*What you should do:* Will you transcribe all the entries word for word, skipping the pictures they hold?

*Provided records:*

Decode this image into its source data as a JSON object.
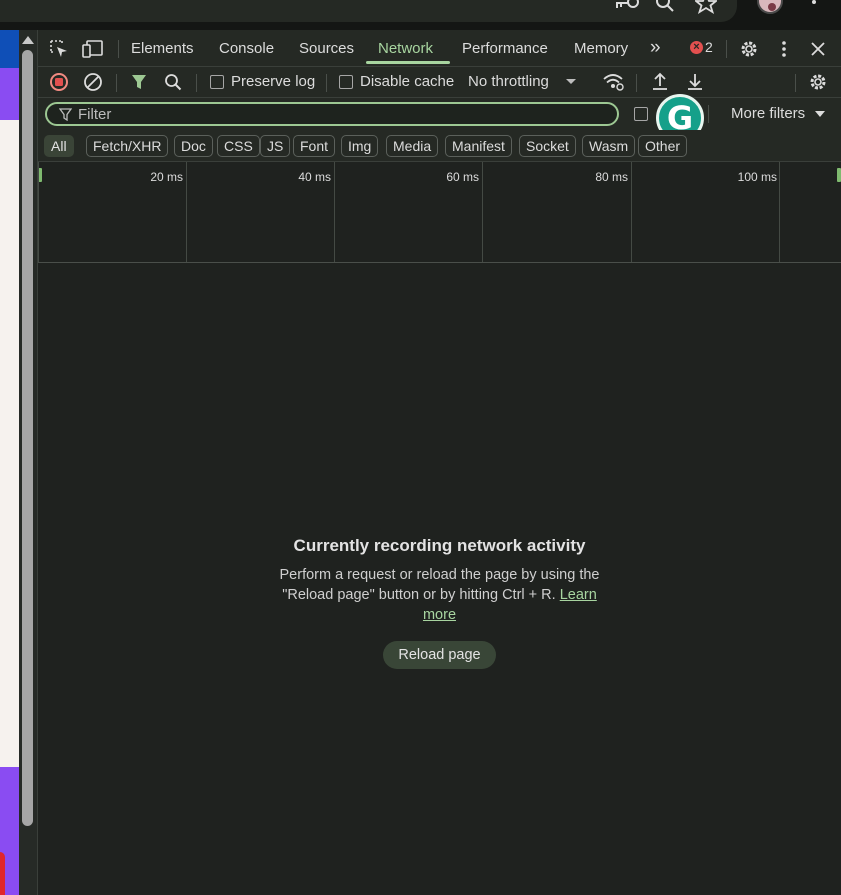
{
  "devtools": {
    "tabs": [
      {
        "label": "Elements"
      },
      {
        "label": "Console"
      },
      {
        "label": "Sources"
      },
      {
        "label": "Network",
        "active": true
      },
      {
        "label": "Performance"
      },
      {
        "label": "Memory"
      }
    ],
    "more_tabs_label": "»",
    "error_count": "2",
    "accent_color": "#a8d5a0"
  },
  "toolbar": {
    "preserve_log_label": "Preserve log",
    "disable_cache_label": "Disable cache",
    "throttling_value": "No throttling"
  },
  "filter": {
    "placeholder": "Filter",
    "more_filters_label": "More filters"
  },
  "grammarly": {
    "letter": "G"
  },
  "type_filters": [
    "All",
    "Fetch/XHR",
    "Doc",
    "CSS",
    "JS",
    "Font",
    "Img",
    "Media",
    "Manifest",
    "Socket",
    "Wasm",
    "Other"
  ],
  "timeline": {
    "ticks": [
      "20 ms",
      "40 ms",
      "60 ms",
      "80 ms",
      "100 ms"
    ]
  },
  "empty_state": {
    "title": "Currently recording network activity",
    "description": "Perform a request or reload the page by using the \"Reload page\" button or by hitting Ctrl + R.",
    "link_label": "Learn more",
    "button_label": "Reload page"
  }
}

*Task solution:*
Decode this image into its source data as a JSON object.
{
  "devtools": {
    "tabs": [
      {
        "label": "Elements"
      },
      {
        "label": "Console"
      },
      {
        "label": "Sources"
      },
      {
        "label": "Network",
        "active": true
      },
      {
        "label": "Performance"
      },
      {
        "label": "Memory"
      }
    ],
    "more_tabs_label": "»",
    "error_count": "2",
    "accent_color": "#a8d5a0"
  },
  "toolbar": {
    "preserve_log_label": "Preserve log",
    "disable_cache_label": "Disable cache",
    "throttling_value": "No throttling"
  },
  "filter": {
    "placeholder": "Filter",
    "more_filters_label": "More filters"
  },
  "grammarly": {
    "letter": "G"
  },
  "type_filters": [
    "All",
    "Fetch/XHR",
    "Doc",
    "CSS",
    "JS",
    "Font",
    "Img",
    "Media",
    "Manifest",
    "Socket",
    "Wasm",
    "Other"
  ],
  "timeline": {
    "ticks": [
      "20 ms",
      "40 ms",
      "60 ms",
      "80 ms",
      "100 ms"
    ]
  },
  "empty_state": {
    "title": "Currently recording network activity",
    "description": "Perform a request or reload the page by using the \"Reload page\" button or by hitting Ctrl + R.",
    "link_label": "Learn more",
    "button_label": "Reload page"
  }
}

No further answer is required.